▶ Problem statement:
Copy out each line in the material below that has the word "JSON".
================================
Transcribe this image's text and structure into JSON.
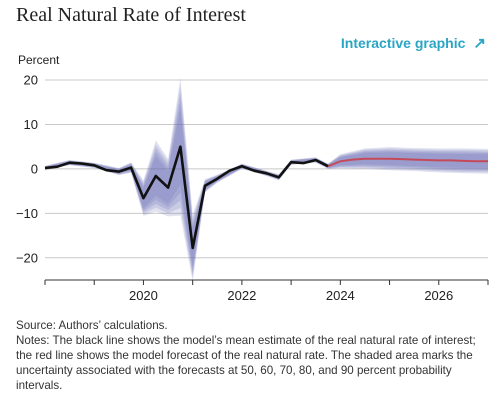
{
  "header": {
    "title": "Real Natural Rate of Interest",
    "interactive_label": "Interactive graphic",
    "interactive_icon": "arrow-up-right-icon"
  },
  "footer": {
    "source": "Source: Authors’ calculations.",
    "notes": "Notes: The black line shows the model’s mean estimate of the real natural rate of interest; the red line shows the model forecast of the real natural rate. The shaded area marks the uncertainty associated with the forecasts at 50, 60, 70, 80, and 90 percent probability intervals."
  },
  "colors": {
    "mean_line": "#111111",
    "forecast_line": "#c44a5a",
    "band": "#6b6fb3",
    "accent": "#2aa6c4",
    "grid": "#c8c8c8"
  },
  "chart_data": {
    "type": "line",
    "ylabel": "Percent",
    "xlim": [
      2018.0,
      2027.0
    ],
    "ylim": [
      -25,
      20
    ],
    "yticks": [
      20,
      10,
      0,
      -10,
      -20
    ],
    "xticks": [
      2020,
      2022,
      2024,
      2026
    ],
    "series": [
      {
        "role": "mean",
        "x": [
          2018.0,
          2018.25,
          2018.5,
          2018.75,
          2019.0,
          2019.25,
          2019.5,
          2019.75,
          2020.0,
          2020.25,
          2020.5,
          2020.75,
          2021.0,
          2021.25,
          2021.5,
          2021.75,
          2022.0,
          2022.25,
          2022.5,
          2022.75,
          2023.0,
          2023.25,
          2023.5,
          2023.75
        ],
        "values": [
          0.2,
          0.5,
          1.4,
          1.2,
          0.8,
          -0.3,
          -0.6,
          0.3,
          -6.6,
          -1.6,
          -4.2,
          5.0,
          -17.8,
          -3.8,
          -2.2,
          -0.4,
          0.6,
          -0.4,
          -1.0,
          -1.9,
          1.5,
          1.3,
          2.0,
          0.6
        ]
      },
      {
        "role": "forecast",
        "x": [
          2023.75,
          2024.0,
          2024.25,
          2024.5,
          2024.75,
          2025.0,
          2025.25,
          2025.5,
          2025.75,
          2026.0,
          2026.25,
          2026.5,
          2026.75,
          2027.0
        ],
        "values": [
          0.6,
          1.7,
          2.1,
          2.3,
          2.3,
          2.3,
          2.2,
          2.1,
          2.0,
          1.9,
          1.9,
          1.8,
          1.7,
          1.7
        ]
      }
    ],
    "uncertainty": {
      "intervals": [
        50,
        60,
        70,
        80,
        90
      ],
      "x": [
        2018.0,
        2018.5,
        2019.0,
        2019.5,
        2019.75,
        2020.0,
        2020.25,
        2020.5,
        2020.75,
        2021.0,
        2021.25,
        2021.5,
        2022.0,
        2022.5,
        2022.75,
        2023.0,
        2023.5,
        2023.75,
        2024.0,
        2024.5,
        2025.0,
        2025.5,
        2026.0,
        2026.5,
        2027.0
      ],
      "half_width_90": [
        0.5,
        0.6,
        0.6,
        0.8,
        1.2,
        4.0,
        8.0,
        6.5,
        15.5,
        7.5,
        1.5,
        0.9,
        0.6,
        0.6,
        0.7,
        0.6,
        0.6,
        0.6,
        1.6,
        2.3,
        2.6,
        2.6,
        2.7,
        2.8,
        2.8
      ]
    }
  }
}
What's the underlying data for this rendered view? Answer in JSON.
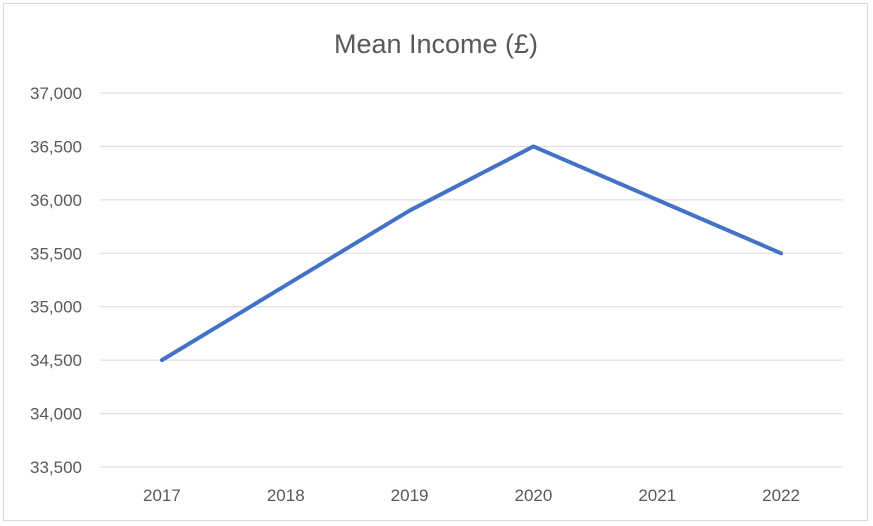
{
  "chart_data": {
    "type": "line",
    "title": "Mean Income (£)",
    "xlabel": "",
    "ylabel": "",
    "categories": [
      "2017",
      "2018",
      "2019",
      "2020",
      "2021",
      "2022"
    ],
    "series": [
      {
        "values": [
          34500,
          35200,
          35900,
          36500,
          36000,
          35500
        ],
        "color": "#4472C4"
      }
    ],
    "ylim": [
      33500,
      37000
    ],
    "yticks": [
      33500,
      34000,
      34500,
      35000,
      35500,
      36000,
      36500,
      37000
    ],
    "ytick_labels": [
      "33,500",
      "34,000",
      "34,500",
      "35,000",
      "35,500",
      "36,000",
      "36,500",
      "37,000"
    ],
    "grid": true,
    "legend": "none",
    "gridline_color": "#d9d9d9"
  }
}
================================
▶ Completed task:
Transcribe this image's text and structure into JSON.
What's the underlying data for this rendered view? Answer in JSON.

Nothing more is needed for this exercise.